- [PROBLEM]: Count lines, not occurrences: report how many lines in the records hold the string "xlabel", and nothing else.

- [SUPPLIED RECORDS]:
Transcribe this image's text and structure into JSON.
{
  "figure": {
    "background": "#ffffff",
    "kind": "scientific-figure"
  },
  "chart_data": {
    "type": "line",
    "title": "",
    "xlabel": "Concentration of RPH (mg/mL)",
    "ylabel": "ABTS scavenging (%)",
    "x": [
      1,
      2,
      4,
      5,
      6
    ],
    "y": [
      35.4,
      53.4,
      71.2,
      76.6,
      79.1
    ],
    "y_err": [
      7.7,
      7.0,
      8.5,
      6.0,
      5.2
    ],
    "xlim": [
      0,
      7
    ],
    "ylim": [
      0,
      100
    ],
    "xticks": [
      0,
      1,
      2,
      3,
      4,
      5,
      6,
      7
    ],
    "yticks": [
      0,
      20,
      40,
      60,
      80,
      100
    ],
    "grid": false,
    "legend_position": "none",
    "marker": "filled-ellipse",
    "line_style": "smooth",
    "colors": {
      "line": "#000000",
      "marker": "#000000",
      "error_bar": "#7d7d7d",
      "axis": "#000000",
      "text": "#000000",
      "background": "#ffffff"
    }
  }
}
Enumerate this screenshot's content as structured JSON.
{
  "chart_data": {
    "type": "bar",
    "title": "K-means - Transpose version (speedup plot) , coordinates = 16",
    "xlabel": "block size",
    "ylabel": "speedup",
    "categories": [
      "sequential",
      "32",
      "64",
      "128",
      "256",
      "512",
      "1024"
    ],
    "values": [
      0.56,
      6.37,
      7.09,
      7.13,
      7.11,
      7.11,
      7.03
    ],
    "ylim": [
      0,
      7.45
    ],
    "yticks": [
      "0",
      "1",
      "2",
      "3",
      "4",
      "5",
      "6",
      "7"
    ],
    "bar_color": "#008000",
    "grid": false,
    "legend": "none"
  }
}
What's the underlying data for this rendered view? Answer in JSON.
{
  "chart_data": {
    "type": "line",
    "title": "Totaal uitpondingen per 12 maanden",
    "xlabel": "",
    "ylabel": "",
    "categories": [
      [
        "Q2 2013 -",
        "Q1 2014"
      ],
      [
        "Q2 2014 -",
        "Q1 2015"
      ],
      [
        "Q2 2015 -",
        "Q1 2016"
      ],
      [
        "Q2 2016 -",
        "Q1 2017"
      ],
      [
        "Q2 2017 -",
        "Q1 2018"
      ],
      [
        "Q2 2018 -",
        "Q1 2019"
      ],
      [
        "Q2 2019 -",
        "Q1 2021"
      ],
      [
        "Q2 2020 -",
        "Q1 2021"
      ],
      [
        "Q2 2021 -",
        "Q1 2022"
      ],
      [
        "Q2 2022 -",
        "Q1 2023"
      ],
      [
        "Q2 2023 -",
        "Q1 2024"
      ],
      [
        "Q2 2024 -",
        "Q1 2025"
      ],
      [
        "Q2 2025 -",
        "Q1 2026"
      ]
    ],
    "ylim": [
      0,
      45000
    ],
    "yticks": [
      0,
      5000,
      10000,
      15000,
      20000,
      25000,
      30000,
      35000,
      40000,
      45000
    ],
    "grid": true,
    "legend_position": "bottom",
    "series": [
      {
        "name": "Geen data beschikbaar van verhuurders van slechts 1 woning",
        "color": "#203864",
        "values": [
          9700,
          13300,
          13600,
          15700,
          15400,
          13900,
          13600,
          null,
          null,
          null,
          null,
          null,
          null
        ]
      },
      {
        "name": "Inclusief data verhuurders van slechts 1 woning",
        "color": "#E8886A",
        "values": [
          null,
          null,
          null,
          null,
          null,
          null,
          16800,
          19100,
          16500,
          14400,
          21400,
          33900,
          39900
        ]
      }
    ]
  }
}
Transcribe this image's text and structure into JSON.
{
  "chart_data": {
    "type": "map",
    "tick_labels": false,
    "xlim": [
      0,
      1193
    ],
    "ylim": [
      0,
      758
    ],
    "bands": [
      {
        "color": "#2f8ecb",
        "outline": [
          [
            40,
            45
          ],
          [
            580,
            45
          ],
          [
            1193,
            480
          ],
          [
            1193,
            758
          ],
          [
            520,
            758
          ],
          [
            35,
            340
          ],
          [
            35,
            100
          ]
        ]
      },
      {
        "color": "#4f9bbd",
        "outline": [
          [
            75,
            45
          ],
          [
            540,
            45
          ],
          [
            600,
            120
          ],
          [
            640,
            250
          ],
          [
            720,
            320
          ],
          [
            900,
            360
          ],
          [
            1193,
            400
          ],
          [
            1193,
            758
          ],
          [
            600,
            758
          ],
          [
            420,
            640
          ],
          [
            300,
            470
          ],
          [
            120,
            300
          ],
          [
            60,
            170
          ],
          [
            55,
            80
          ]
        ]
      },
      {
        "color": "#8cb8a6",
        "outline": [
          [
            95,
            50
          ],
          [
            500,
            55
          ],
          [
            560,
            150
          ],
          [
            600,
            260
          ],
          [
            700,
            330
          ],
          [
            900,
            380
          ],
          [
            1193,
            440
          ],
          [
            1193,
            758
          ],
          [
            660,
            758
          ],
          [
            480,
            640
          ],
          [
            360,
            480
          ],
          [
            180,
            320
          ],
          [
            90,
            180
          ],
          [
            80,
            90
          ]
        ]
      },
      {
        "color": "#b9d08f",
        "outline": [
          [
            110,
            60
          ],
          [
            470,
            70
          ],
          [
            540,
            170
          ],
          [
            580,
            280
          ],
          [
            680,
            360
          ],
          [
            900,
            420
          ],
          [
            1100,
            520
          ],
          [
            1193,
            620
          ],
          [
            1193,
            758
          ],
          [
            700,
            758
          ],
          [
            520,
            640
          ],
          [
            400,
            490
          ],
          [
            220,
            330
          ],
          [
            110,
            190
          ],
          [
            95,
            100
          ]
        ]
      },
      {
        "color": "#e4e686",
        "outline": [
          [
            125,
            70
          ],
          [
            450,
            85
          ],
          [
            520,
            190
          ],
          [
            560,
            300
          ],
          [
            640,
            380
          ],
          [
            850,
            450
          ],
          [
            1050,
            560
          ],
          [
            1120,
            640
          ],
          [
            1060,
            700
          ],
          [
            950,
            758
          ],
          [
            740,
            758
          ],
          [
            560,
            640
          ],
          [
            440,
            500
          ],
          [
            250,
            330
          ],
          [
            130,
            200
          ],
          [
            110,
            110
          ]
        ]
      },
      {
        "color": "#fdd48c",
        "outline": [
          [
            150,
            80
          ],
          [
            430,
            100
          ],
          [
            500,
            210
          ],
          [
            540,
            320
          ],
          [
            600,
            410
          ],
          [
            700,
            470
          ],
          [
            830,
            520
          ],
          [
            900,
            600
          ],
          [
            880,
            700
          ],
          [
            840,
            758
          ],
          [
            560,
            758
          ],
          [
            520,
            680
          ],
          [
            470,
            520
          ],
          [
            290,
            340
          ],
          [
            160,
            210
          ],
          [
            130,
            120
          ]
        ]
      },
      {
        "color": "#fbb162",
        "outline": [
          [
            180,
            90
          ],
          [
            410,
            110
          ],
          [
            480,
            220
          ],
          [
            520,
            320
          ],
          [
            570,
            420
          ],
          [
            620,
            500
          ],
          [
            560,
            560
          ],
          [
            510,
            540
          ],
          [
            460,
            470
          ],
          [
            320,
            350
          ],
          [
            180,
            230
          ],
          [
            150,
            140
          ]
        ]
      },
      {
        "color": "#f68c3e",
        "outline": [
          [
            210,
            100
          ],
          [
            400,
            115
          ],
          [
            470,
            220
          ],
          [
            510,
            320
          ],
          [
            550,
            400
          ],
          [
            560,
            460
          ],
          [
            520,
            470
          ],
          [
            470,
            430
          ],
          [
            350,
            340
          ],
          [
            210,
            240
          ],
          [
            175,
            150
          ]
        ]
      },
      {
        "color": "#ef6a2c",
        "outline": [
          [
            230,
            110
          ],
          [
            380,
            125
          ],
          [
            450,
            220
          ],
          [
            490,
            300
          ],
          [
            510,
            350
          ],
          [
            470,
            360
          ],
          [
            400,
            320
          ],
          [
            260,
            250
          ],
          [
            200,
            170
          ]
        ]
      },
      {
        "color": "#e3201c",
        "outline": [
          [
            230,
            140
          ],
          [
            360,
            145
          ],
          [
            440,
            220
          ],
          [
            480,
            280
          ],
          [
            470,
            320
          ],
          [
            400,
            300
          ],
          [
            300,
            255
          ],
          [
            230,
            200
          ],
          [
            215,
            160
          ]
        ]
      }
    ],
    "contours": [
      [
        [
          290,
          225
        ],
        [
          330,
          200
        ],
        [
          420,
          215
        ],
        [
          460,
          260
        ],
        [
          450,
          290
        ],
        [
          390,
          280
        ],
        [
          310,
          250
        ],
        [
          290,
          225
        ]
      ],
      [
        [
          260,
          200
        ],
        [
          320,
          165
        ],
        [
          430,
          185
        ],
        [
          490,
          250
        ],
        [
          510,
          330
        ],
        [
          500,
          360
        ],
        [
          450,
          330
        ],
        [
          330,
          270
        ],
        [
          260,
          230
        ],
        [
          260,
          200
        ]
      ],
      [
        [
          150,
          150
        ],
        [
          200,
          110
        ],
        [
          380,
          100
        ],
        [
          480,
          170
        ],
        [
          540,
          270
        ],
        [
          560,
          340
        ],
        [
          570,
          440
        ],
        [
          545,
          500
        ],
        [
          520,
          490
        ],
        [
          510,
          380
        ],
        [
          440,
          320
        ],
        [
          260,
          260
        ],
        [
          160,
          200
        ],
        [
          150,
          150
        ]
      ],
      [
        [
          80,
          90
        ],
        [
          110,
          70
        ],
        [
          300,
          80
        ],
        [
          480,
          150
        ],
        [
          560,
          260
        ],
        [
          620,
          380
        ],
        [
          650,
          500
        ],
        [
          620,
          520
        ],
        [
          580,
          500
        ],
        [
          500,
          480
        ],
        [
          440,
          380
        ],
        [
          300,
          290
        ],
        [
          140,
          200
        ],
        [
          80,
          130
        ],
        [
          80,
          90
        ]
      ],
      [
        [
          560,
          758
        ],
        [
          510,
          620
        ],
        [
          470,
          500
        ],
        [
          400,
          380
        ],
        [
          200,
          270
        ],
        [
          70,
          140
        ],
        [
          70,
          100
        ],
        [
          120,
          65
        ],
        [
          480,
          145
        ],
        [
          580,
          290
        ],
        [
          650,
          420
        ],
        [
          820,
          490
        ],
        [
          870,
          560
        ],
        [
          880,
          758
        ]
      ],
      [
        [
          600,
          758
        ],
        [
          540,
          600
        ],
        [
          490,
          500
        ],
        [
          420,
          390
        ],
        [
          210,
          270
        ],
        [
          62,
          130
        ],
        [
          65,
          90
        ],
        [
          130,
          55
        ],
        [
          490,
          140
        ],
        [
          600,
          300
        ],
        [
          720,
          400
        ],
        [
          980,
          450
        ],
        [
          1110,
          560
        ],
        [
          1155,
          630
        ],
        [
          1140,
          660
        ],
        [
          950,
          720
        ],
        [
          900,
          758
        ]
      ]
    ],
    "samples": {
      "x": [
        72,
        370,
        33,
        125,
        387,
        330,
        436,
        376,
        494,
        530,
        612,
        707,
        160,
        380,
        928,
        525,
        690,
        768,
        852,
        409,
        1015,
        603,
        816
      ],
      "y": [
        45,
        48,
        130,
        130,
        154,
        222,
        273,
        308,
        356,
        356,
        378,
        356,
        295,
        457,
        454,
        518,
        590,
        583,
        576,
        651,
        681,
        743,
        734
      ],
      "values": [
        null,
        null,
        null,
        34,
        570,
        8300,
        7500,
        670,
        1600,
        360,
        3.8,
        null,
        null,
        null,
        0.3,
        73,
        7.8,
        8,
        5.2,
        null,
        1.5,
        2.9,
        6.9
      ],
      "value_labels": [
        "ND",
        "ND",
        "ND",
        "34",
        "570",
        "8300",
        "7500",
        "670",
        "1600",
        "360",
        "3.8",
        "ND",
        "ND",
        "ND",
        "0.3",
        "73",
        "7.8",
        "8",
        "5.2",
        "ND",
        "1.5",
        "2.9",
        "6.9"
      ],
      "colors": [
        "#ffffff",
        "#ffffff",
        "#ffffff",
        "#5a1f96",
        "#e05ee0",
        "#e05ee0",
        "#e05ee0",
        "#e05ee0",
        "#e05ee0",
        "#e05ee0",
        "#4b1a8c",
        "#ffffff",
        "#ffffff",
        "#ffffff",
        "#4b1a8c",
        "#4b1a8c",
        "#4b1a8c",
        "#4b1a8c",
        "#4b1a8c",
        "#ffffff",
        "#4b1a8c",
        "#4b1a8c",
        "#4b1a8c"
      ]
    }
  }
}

- [THE RESPONSE]: 3